(Stored entries)
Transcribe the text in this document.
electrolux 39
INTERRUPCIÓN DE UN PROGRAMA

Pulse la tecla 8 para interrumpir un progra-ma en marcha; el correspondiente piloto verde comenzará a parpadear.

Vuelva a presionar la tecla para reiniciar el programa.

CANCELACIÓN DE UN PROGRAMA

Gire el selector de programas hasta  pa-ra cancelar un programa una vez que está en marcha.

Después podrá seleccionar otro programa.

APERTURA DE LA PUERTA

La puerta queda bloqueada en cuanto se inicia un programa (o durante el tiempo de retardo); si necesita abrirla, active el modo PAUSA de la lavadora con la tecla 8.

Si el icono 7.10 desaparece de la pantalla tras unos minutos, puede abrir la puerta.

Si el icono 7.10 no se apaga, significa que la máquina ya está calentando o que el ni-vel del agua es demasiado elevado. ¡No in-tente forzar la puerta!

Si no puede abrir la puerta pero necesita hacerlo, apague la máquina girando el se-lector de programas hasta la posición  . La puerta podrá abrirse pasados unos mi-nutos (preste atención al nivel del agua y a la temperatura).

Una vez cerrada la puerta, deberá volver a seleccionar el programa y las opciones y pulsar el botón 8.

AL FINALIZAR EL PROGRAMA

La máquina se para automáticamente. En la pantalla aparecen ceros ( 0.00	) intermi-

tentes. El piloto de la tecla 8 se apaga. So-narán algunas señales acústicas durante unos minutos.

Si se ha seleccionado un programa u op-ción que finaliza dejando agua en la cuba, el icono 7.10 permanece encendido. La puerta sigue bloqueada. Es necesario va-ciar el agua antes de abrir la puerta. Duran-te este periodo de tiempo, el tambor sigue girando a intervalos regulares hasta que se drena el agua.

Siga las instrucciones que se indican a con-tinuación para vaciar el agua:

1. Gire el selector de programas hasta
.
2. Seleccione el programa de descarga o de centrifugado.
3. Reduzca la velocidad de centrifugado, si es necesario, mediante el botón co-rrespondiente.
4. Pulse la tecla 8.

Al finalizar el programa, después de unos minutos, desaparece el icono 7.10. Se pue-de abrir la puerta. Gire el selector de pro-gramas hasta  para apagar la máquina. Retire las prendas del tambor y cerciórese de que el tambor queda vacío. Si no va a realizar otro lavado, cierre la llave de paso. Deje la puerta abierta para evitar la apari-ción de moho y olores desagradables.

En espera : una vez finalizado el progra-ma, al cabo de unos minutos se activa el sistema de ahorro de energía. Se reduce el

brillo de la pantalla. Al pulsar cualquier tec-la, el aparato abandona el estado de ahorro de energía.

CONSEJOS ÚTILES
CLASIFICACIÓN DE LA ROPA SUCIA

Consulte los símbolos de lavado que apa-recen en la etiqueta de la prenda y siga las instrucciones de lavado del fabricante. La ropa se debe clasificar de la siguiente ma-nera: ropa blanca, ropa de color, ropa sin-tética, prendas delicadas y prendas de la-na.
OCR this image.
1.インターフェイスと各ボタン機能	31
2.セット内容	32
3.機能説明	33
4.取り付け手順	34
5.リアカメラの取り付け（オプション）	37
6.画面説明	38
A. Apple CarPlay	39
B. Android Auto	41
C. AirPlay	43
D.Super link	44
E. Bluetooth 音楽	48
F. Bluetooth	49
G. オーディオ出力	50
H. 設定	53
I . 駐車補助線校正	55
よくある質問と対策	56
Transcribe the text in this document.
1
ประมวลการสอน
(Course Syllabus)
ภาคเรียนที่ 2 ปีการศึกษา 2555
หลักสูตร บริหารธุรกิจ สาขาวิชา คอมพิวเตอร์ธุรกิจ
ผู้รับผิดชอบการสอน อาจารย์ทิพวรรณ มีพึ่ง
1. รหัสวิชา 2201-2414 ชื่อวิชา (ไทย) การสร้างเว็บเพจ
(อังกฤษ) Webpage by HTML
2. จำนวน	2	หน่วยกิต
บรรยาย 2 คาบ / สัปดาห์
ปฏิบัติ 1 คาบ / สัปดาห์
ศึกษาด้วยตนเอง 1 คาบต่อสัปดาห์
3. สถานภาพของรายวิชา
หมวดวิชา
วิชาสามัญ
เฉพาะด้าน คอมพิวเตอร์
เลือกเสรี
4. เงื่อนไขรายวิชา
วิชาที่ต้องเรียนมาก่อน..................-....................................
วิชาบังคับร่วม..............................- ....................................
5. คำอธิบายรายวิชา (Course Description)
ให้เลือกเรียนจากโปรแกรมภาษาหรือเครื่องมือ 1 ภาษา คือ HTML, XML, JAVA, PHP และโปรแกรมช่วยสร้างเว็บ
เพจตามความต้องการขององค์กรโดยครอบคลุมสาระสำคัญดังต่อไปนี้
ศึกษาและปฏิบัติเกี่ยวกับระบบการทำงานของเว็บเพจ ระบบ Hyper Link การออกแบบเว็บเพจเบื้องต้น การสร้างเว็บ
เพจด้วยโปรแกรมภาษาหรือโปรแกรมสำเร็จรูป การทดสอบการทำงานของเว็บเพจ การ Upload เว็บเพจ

DESCRIPTION OF THE TASK
In the listing above, find the lines holding the word "บเพจ" and copy them.

EXERCISE ANSWER
1. รหัสวิชา 2201-2414 ชื่อวิชา (ไทย) การสร้างเว็บเพจ
ศึกษาและปฏิบัติเกี่ยวกับระบบการทำงานของเว็บเพจ ระบบ Hyper Link การออกแบบเว็บเพจเบื้องต้น การสร้างเว็บ
เพจด้วยโปรแกรมภาษาหรือโปรแกรมสำเร็จรูป การทดสอบการทำงานของเว็บเพจ การ Upload เว็บเพจ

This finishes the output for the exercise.